**Work to complete:**
Repeat the data. Keep each line identical.

**The data:**
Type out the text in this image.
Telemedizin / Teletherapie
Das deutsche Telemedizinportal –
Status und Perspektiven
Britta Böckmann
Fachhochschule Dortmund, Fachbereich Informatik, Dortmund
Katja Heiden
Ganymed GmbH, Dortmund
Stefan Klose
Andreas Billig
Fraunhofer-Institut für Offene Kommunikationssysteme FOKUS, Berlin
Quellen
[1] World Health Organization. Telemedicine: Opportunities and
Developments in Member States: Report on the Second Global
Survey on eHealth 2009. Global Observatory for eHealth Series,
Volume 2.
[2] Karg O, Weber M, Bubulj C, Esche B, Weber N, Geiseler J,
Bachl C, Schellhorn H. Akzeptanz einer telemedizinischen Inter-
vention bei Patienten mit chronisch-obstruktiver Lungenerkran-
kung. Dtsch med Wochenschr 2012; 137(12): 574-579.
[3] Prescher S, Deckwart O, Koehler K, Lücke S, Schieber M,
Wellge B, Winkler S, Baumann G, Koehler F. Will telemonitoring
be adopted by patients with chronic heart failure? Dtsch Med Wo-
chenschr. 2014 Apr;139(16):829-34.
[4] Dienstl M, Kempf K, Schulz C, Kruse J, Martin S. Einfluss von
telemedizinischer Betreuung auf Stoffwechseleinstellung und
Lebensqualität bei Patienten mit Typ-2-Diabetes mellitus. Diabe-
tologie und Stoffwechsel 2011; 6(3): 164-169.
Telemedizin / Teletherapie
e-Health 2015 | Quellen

**Response to this task:**
Type out the text in this image.
Telemedizin / Teletherapie
Das deutsche Telemedizinportal –
Status und Perspektiven
Britta Böckmann
Fachhochschule Dortmund, Fachbereich Informatik, Dortmund
Katja Heiden
Ganymed GmbH, Dortmund
Stefan Klose
Andreas Billig
Fraunhofer-Institut für Offene Kommunikationssysteme FOKUS, Berlin
Quellen
[1] World Health Organization. Telemedicine: Opportunities and
Developments in Member States: Report on the Second Global
Survey on eHealth 2009. Global Observatory for eHealth Series,
Volume 2.
[2] Karg O, Weber M, Bubulj C, Esche B, Weber N, Geiseler J,
Bachl C, Schellhorn H. Akzeptanz einer telemedizinischen Inter-
vention bei Patienten mit chronisch-obstruktiver Lungenerkran-
kung. Dtsch med Wochenschr 2012; 137(12): 574-579.
[3] Prescher S, Deckwart O, Koehler K, Lücke S, Schieber M,
Wellge B, Winkler S, Baumann G, Koehler F. Will telemonitoring
be adopted by patients with chronic heart failure? Dtsch Med Wo-
chenschr. 2014 Apr;139(16):829-34.
[4] Dienstl M, Kempf K, Schulz C, Kruse J, Martin S. Einfluss von
telemedizinischer Betreuung auf Stoffwechseleinstellung und
Lebensqualität bei Patienten mit Typ-2-Diabetes mellitus. Diabe-
tologie und Stoffwechsel 2011; 6(3): 164-169.
Telemedizin / Teletherapie
e-Health 2015 | Quellen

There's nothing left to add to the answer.